Task material:
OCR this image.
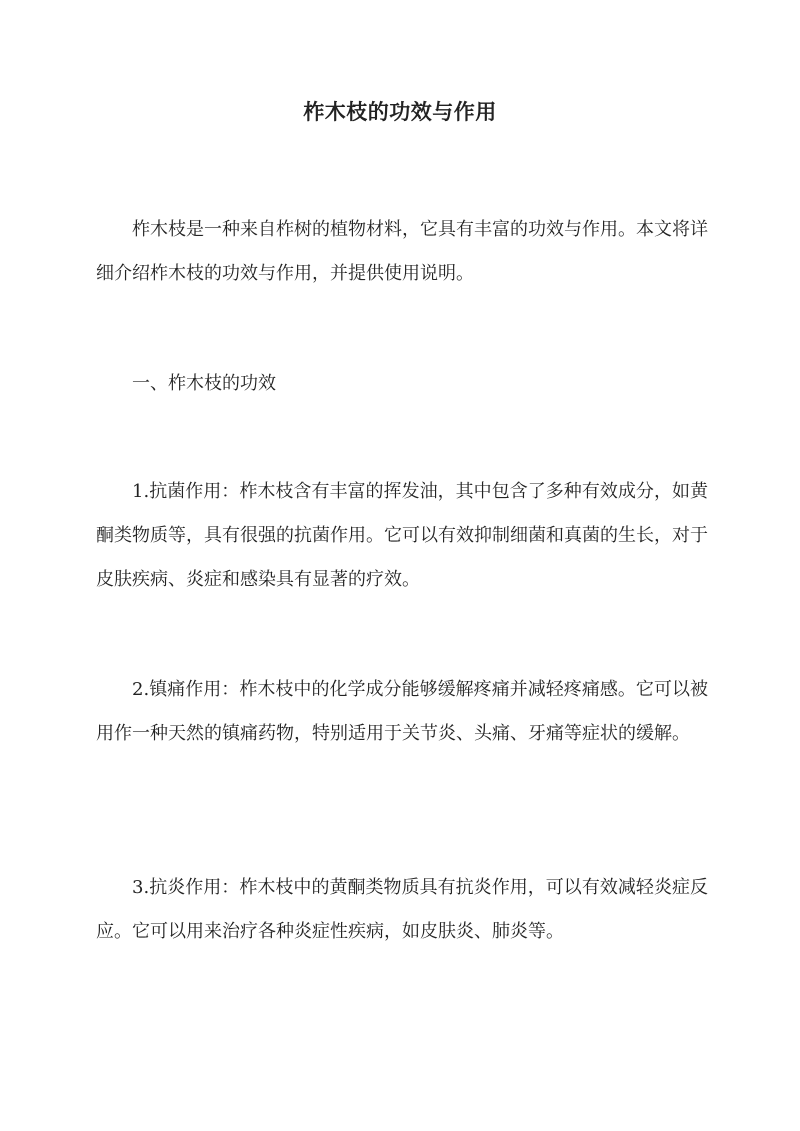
柞木枝的功效与作用

柞木枝是一种来自柞树的植物材料，它具有丰富的功效与作用。本文将详细介绍柞木枝的功效与作用，并提供使用说明。

一、柞木枝的功效

1.抗菌作用：柞木枝含有丰富的挥发油，其中包含了多种有效成分，如黄酮类物质等，具有很强的抗菌作用。它可以有效抑制细菌和真菌的生长，对于皮肤疾病、炎症和感染具有显著的疗效。

2.镇痛作用：柞木枝中的化学成分能够缓解疼痛并减轻疼痛感。它可以被用作一种天然的镇痛药物，特别适用于关节炎、头痛、牙痛等症状的缓解。

3.抗炎作用：柞木枝中的黄酮类物质具有抗炎作用，可以有效减轻炎症反应。它可以用来治疗各种炎症性疾病，如皮肤炎、肺炎等。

Brief: Each record must be quoted in full and exactly. Do not include the pictures.

Output of the task:
OCR this image.
柞木枝的功效与作用

柞木枝是一种来自柞树的植物材料，它具有丰富的功效与作用。本文将详细介绍柞木枝的功效与作用，并提供使用说明。

一、柞木枝的功效

1.抗菌作用：柞木枝含有丰富的挥发油，其中包含了多种有效成分，如黄酮类物质等，具有很强的抗菌作用。它可以有效抑制细菌和真菌的生长，对于皮肤疾病、炎症和感染具有显著的疗效。

2.镇痛作用：柞木枝中的化学成分能够缓解疼痛并减轻疼痛感。它可以被用作一种天然的镇痛药物，特别适用于关节炎、头痛、牙痛等症状的缓解。

3.抗炎作用：柞木枝中的黄酮类物质具有抗炎作用，可以有效减轻炎症反应。它可以用来治疗各种炎症性疾病，如皮肤炎、肺炎等。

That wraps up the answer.